- _Records supplied_
▼

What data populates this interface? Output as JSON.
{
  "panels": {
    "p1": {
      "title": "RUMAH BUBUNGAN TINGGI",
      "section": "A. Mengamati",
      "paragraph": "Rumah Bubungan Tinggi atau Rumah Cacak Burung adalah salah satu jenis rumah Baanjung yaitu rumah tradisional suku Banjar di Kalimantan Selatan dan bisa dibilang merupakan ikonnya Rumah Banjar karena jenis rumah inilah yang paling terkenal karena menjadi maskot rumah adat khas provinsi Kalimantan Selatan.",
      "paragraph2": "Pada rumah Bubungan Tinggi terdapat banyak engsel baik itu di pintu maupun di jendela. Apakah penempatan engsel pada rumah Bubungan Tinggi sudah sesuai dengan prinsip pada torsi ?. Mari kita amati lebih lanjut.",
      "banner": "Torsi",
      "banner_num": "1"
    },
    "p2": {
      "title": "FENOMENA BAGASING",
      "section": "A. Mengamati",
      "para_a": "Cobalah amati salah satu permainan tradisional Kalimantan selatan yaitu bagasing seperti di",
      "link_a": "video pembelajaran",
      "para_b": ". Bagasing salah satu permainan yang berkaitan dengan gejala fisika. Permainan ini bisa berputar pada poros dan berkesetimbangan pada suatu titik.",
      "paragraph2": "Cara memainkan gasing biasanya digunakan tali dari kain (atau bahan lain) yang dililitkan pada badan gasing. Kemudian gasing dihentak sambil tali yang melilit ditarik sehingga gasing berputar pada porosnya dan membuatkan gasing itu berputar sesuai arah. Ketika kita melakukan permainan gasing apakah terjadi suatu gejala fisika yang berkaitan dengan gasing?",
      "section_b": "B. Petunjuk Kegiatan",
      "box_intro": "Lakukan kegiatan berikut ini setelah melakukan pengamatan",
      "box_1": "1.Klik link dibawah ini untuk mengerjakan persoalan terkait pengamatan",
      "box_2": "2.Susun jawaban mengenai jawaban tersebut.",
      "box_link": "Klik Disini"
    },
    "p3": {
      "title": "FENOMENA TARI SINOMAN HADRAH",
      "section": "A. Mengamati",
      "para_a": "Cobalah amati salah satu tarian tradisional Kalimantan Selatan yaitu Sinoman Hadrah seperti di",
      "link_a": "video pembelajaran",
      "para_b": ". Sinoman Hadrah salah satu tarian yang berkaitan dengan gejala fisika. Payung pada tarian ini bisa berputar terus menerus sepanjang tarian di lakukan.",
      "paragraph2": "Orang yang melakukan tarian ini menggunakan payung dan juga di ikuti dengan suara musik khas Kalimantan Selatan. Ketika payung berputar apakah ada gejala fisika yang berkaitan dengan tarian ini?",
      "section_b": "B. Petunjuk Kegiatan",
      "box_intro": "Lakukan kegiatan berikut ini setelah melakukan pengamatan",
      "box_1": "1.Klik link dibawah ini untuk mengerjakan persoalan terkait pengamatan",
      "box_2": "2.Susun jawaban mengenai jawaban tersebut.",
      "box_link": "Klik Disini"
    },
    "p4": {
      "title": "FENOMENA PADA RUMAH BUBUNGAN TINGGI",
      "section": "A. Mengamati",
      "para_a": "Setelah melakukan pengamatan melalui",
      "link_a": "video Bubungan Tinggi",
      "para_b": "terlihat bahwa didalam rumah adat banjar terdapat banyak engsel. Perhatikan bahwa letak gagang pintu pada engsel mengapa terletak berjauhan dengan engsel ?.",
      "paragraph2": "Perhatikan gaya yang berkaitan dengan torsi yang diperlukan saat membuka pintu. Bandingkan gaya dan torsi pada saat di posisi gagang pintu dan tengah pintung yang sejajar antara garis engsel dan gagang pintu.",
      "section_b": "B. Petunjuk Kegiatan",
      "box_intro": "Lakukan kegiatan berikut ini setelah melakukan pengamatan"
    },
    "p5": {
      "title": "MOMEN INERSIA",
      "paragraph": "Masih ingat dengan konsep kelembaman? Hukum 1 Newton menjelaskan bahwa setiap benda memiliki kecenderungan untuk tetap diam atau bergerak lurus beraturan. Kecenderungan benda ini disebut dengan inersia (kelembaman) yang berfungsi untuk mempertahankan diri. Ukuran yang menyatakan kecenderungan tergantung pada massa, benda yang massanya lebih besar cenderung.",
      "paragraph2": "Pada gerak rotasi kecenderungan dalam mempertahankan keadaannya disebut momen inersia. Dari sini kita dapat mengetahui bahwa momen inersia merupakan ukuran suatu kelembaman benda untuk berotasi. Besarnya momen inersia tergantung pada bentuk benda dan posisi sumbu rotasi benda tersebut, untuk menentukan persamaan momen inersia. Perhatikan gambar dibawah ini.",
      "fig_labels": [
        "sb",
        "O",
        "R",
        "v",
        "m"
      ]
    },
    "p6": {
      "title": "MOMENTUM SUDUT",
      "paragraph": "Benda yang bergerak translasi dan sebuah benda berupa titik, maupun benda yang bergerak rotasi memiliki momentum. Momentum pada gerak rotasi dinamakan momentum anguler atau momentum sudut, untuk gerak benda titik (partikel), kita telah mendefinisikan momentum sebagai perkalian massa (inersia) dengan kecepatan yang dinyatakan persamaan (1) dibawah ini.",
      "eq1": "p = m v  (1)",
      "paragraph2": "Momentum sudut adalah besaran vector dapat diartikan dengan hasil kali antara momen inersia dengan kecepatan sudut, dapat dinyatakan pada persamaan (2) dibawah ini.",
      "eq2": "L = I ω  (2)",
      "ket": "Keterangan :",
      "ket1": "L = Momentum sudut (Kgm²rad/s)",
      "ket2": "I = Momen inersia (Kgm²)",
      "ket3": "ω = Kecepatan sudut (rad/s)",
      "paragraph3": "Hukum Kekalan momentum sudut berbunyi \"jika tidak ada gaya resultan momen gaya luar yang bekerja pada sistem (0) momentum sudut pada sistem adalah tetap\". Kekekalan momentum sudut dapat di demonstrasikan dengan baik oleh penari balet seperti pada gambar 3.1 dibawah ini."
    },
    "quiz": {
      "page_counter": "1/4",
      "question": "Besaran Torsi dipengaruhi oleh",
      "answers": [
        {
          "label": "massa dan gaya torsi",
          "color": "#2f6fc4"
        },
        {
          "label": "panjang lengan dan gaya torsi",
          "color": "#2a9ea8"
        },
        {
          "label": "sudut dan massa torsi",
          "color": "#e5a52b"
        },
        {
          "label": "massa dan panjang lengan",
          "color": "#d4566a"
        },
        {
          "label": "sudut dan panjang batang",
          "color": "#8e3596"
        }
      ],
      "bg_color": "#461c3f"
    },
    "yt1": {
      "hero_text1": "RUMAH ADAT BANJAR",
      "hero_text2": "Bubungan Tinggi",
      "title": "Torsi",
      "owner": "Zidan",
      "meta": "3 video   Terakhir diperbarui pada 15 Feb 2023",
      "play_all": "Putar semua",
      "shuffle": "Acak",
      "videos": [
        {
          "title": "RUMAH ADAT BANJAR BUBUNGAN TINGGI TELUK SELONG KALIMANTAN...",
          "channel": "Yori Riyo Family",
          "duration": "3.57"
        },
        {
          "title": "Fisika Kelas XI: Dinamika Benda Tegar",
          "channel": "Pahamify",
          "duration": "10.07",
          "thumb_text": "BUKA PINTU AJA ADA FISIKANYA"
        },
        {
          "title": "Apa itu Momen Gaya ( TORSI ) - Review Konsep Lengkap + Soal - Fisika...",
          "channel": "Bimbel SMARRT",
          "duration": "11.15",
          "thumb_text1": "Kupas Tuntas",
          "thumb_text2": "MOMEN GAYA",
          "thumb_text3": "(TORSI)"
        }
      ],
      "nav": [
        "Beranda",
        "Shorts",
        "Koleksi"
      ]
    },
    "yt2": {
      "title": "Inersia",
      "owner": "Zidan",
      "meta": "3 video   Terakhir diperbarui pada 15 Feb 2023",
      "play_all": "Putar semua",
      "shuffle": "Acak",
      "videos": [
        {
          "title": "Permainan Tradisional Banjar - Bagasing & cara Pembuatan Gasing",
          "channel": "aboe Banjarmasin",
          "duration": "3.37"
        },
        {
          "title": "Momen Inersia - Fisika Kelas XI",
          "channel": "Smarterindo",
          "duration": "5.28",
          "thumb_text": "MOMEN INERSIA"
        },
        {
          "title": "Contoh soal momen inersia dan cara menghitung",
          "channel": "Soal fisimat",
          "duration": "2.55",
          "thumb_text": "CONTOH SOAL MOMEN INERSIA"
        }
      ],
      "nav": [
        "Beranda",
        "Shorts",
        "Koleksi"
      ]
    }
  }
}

▲

- _Problem requirements_
Where a line above includes "bisa", copy that line.

- _Response to the exercise_
      "paragraph": "Rumah Bubungan Tinggi atau Rumah Cacak Burung adalah salah satu jenis rumah Baanjung yaitu rumah tradisional suku Banjar di Kalimantan Selatan dan bisa dibilang merupakan ikonnya Rumah Banjar karena jenis rumah inilah yang paling terkenal karena menjadi maskot rumah adat khas provinsi Kalimantan Selatan.",
      "para_b": ". Bagasing salah satu permainan yang berkaitan dengan gejala fisika. Permainan ini bisa berputar pada poros dan berkesetimbangan pada suatu titik.",
      "para_b": ". Sinoman Hadrah salah satu tarian yang berkaitan dengan gejala fisika. Payung pada tarian ini bisa berputar terus menerus sepanjang tarian di lakukan.",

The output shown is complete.